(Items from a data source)
------------------------------------------------------------------------

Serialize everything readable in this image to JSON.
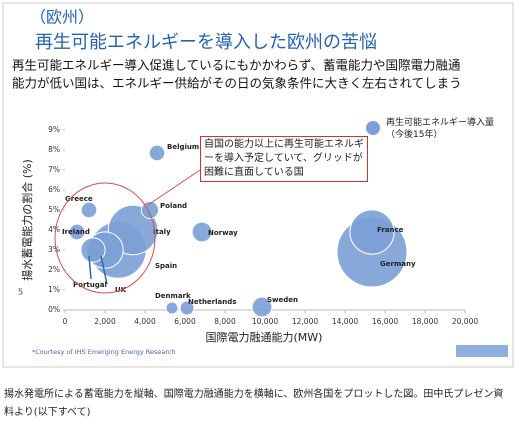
{
  "header": {
    "region": "（欧州）",
    "title": "再生可能エネルギーを導入した欧州の苦悩",
    "subtitle_lines": [
      "再生可能エネルギー導入促進しているにもかかわらず、蓄電能力や国際電力融通",
      "能力が低い国は、エネルギー供給がその日の気象条件に大きく左右されてしまう"
    ]
  },
  "chart_data": {
    "type": "bubble",
    "x_label": "国際電力融通能力(MW)",
    "y_label": "揚水蓄電能力の割合 (%)",
    "annotation": "自国の能力以上に再生可能エネルギーを導入予定していて、グリッドが困難に直面している国",
    "source": "*Courtesy of IHS Emerging Energy Research",
    "xlim": [
      0,
      20000
    ],
    "ylim": [
      0,
      9
    ],
    "xticks": [
      0,
      {
        "value": 2000,
        "label": "2,000"
      },
      {
        "value": 4000,
        "label": "4,000"
      },
      {
        "value": 6000,
        "label": "6,000"
      },
      {
        "value": 8000,
        "label": "8,000"
      },
      {
        "value": 10000,
        "label": "10,000"
      },
      {
        "value": 12000,
        "label": "12,000"
      },
      {
        "value": 14000,
        "label": "14,000"
      },
      {
        "value": 16000,
        "label": "16,000"
      },
      {
        "value": 18000,
        "label": "18,000"
      },
      {
        "value": 20000,
        "label": "20,000"
      }
    ],
    "yticks": [
      {
        "value": 0,
        "label": "0%"
      },
      {
        "value": 1,
        "label": "1%"
      },
      {
        "value": 2,
        "label": "2%"
      },
      {
        "value": 3,
        "label": "3%"
      },
      {
        "value": 4,
        "label": "4%"
      },
      {
        "value": 5,
        "label": "5%"
      },
      {
        "value": 6,
        "label": "6%"
      },
      {
        "value": 7,
        "label": "7%"
      },
      {
        "value": 8,
        "label": "8%"
      },
      {
        "value": 9,
        "label": "9%"
      }
    ],
    "series": [
      {
        "name": "再生可能エネルギー導入量（今後15年）",
        "color": "#7c9fd6",
        "labels": [
          "Germany",
          "Spain",
          "Italy",
          "France",
          "UK",
          "Portugal",
          "Norway",
          "Sweden",
          "Poland",
          "Belgium",
          "Greece",
          "Ireland",
          "Netherlands",
          "Denmark"
        ],
        "x": [
          15350,
          2650,
          3400,
          15350,
          2000,
          1400,
          6850,
          9850,
          4250,
          4600,
          1200,
          600,
          6100,
          5350
        ],
        "values": [
          2.9,
          3.0,
          4.0,
          3.9,
          3.0,
          3.0,
          3.9,
          0.15,
          5.0,
          7.85,
          5.0,
          3.9,
          0.1,
          0.1
        ],
        "sizes": [
          100,
          65,
          50,
          40,
          27,
          12,
          8,
          8,
          6,
          5,
          5,
          5,
          4,
          3
        ]
      }
    ]
  },
  "page_marker": "5",
  "caption": "揚水発電所による蓄電能力を縦軸、国際電力融通能力を横軸に、欧州各国をプロットした図。田中氏プレゼン資料より(以下すべて)"
}
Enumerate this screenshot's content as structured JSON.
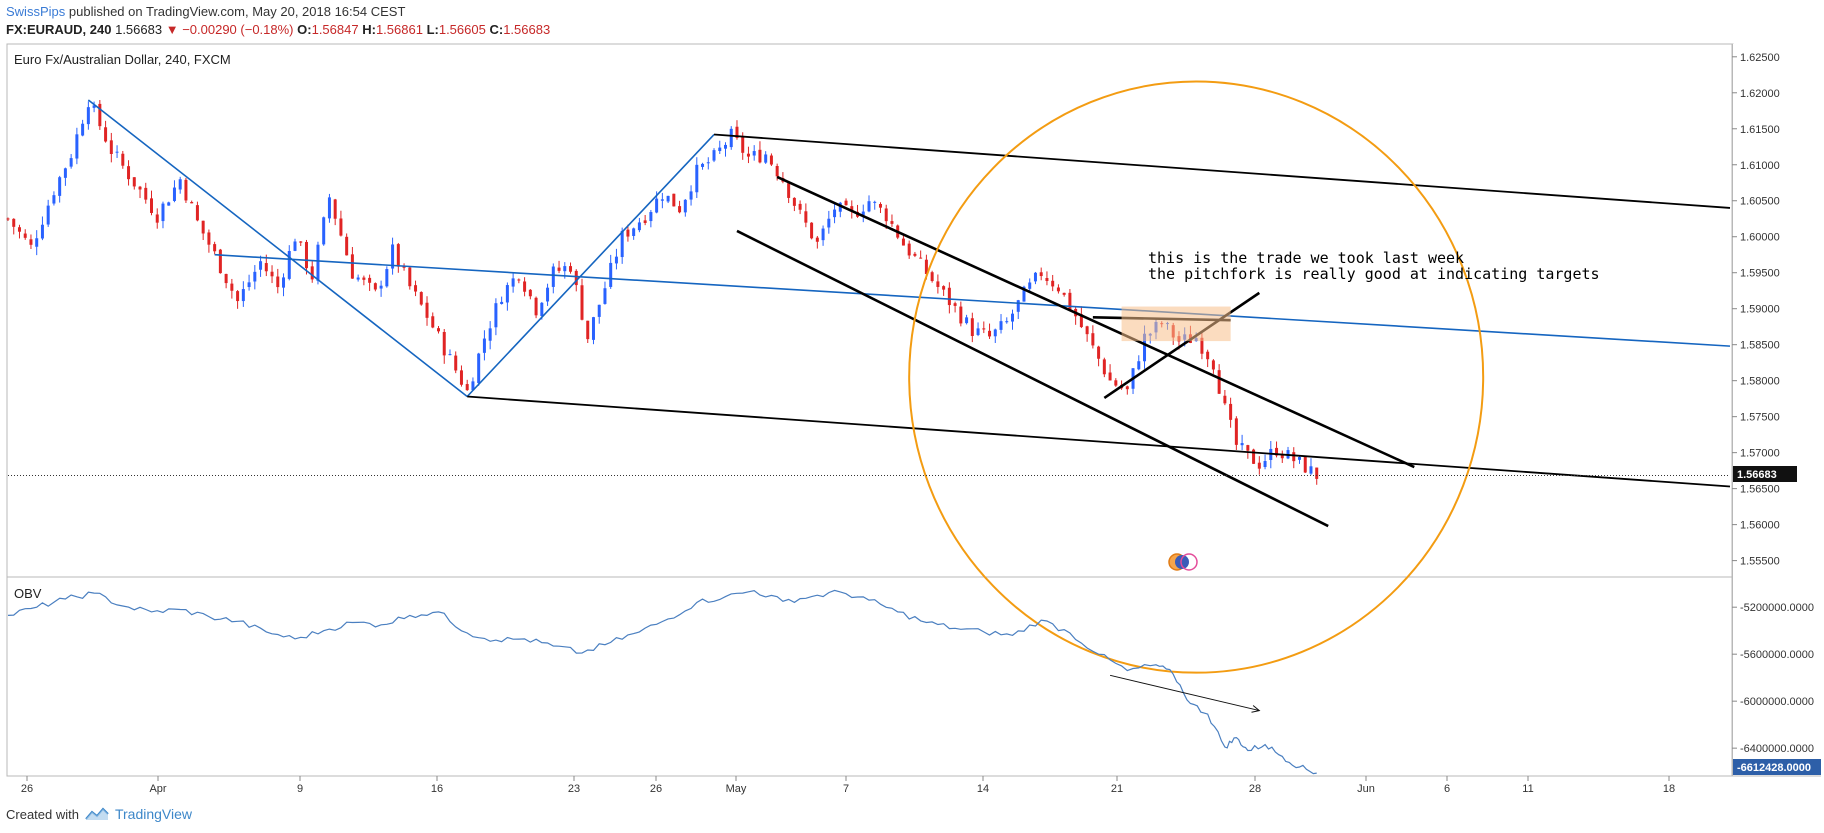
{
  "header": {
    "author": "SwissPips",
    "published_text": "published on TradingView.com, May 20, 2018 16:54 CEST"
  },
  "ohlc": {
    "symbol": "FX:EURAUD, 240",
    "last": "1.56683",
    "change": "▼ −0.00290 (−0.18%)",
    "open_label": "O:",
    "open": "1.56847",
    "high_label": "H:",
    "high": "1.56861",
    "low_label": "L:",
    "low": "1.56605",
    "close_label": "C:",
    "close": "1.56683"
  },
  "footer": {
    "created_with": "Created with",
    "brand": "TradingView"
  },
  "colors": {
    "up": "#2962ff",
    "down": "#e02424",
    "pitchfork": "#1565c0",
    "annotation": "#000000",
    "circle": "#f39c12",
    "obv": "#4a7fc0"
  },
  "chart_data": [
    {
      "type": "candlestick",
      "title": "Euro Fx/Australian Dollar, 240, FXCM",
      "ylim": [
        1.553,
        1.6265
      ],
      "y_ticks": [
        "1.62500",
        "1.62000",
        "1.61500",
        "1.61000",
        "1.60500",
        "1.60000",
        "1.59500",
        "1.59000",
        "1.58500",
        "1.58000",
        "1.57500",
        "1.57000",
        "1.56500",
        "1.56000",
        "1.55500"
      ],
      "x_ticks": [
        "26",
        "Apr",
        "9",
        "16",
        "23",
        "26",
        "May",
        "7",
        "14",
        "21",
        "28",
        "Jun",
        "6",
        "11",
        "18"
      ],
      "last_price_label": "1.56683",
      "last_price": 1.56683,
      "annotation_lines": [
        "this is the trade we took last week",
        "the pitchfork is really good at indicating targets"
      ],
      "swing_path": [
        [
          0,
          1.6025
        ],
        [
          4,
          1.5985
        ],
        [
          8,
          1.6065
        ],
        [
          11,
          1.6115
        ],
        [
          14,
          1.619
        ],
        [
          18,
          1.612
        ],
        [
          22,
          1.6075
        ],
        [
          26,
          1.603
        ],
        [
          30,
          1.608
        ],
        [
          33,
          1.602
        ],
        [
          36,
          1.5975
        ],
        [
          40,
          1.591
        ],
        [
          44,
          1.5965
        ],
        [
          47,
          1.593
        ],
        [
          50,
          1.6
        ],
        [
          53,
          1.5945
        ],
        [
          56,
          1.6055
        ],
        [
          60,
          1.595
        ],
        [
          64,
          1.592
        ],
        [
          67,
          1.598
        ],
        [
          70,
          1.593
        ],
        [
          73,
          1.589
        ],
        [
          77,
          1.583
        ],
        [
          80,
          1.5785
        ],
        [
          83,
          1.586
        ],
        [
          86,
          1.592
        ],
        [
          89,
          1.595
        ],
        [
          92,
          1.59
        ],
        [
          95,
          1.595
        ],
        [
          98,
          1.596
        ],
        [
          101,
          1.586
        ],
        [
          104,
          1.593
        ],
        [
          107,
          1.6
        ],
        [
          111,
          1.603
        ],
        [
          114,
          1.606
        ],
        [
          117,
          1.604
        ],
        [
          120,
          1.609
        ],
        [
          123,
          1.611
        ],
        [
          126,
          1.614
        ],
        [
          129,
          1.611
        ],
        [
          132,
          1.6115
        ],
        [
          135,
          1.608
        ],
        [
          138,
          1.603
        ],
        [
          141,
          1.599
        ],
        [
          144,
          1.604
        ],
        [
          147,
          1.603
        ],
        [
          150,
          1.605
        ],
        [
          153,
          1.603
        ],
        [
          156,
          1.599
        ],
        [
          159,
          1.596
        ],
        [
          162,
          1.593
        ],
        [
          165,
          1.59
        ],
        [
          168,
          1.587
        ],
        [
          171,
          1.586
        ],
        [
          174,
          1.588
        ],
        [
          177,
          1.592
        ],
        [
          180,
          1.595
        ],
        [
          183,
          1.593
        ],
        [
          186,
          1.589
        ],
        [
          189,
          1.5845
        ],
        [
          192,
          1.58
        ],
        [
          195,
          1.5785
        ],
        [
          198,
          1.586
        ],
        [
          201,
          1.588
        ],
        [
          204,
          1.5855
        ],
        [
          207,
          1.586
        ],
        [
          210,
          1.5825
        ],
        [
          212,
          1.576
        ],
        [
          214,
          1.571
        ],
        [
          216,
          1.5695
        ],
        [
          218,
          1.5685
        ],
        [
          221,
          1.5705
        ],
        [
          224,
          1.569
        ],
        [
          226,
          1.568
        ],
        [
          228,
          1.5668
        ]
      ],
      "candle_count": 228,
      "x_domain": [
        0,
        300
      ],
      "pitchfork": {
        "points": [
          [
            14,
            1.619
          ],
          [
            80,
            1.5778
          ],
          [
            123,
            1.6142
          ]
        ],
        "median_end": [
          300,
          1.5848
        ]
      },
      "annotations": {
        "upper_line": [
          [
            123,
            1.6142
          ],
          [
            300,
            1.604
          ]
        ],
        "lower_line": [
          [
            80,
            1.5778
          ],
          [
            300,
            1.5653
          ]
        ],
        "channel_upper": [
          [
            134,
            1.6083
          ],
          [
            245,
            1.568
          ]
        ],
        "channel_lower": [
          [
            127,
            1.6008
          ],
          [
            230,
            1.5598
          ]
        ],
        "trigger_a": [
          [
            191,
            1.5776
          ],
          [
            218,
            1.5922
          ]
        ],
        "trigger_b": [
          [
            189,
            1.5888
          ],
          [
            213,
            1.5884
          ]
        ],
        "zone": {
          "x": [
            194,
            213
          ],
          "y": [
            1.5855,
            1.5903
          ]
        },
        "circle": {
          "cx": 207,
          "cy": 1.5805,
          "r": 50
        }
      }
    },
    {
      "type": "line",
      "title": "OBV",
      "ylim": [
        -6620000,
        -4960000
      ],
      "y_ticks": [
        "-5200000.0000",
        "-5600000.0000",
        "-6000000.0000",
        "-6400000.0000"
      ],
      "last_value_label": "-6612428.0000",
      "path": [
        [
          0,
          -5270000
        ],
        [
          5,
          -5200000
        ],
        [
          10,
          -5130000
        ],
        [
          15,
          -5080000
        ],
        [
          20,
          -5190000
        ],
        [
          25,
          -5240000
        ],
        [
          30,
          -5220000
        ],
        [
          35,
          -5280000
        ],
        [
          40,
          -5320000
        ],
        [
          45,
          -5410000
        ],
        [
          50,
          -5470000
        ],
        [
          55,
          -5400000
        ],
        [
          60,
          -5330000
        ],
        [
          65,
          -5350000
        ],
        [
          70,
          -5270000
        ],
        [
          75,
          -5240000
        ],
        [
          80,
          -5420000
        ],
        [
          85,
          -5480000
        ],
        [
          90,
          -5470000
        ],
        [
          95,
          -5530000
        ],
        [
          100,
          -5590000
        ],
        [
          105,
          -5500000
        ],
        [
          110,
          -5410000
        ],
        [
          115,
          -5300000
        ],
        [
          120,
          -5160000
        ],
        [
          125,
          -5110000
        ],
        [
          130,
          -5060000
        ],
        [
          135,
          -5150000
        ],
        [
          140,
          -5110000
        ],
        [
          145,
          -5070000
        ],
        [
          150,
          -5140000
        ],
        [
          155,
          -5240000
        ],
        [
          160,
          -5330000
        ],
        [
          165,
          -5380000
        ],
        [
          170,
          -5410000
        ],
        [
          175,
          -5440000
        ],
        [
          180,
          -5310000
        ],
        [
          185,
          -5420000
        ],
        [
          190,
          -5600000
        ],
        [
          195,
          -5740000
        ],
        [
          200,
          -5690000
        ],
        [
          203,
          -5770000
        ],
        [
          206,
          -6020000
        ],
        [
          209,
          -6110000
        ],
        [
          212,
          -6390000
        ],
        [
          214,
          -6310000
        ],
        [
          216,
          -6420000
        ],
        [
          219,
          -6370000
        ],
        [
          222,
          -6470000
        ],
        [
          225,
          -6560000
        ],
        [
          228,
          -6612428
        ]
      ],
      "trend_arrow": [
        [
          192,
          -5780000
        ],
        [
          218,
          -6080000
        ]
      ]
    }
  ]
}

------------------------------------------------------------------------

_EXERCISE BRIEF:_
List every line above that contains the word "JSON".

_FULL OUTPUT:_
Serialize everything readable in this image to JSON.
Enumerate this screenshot's content as structured JSON.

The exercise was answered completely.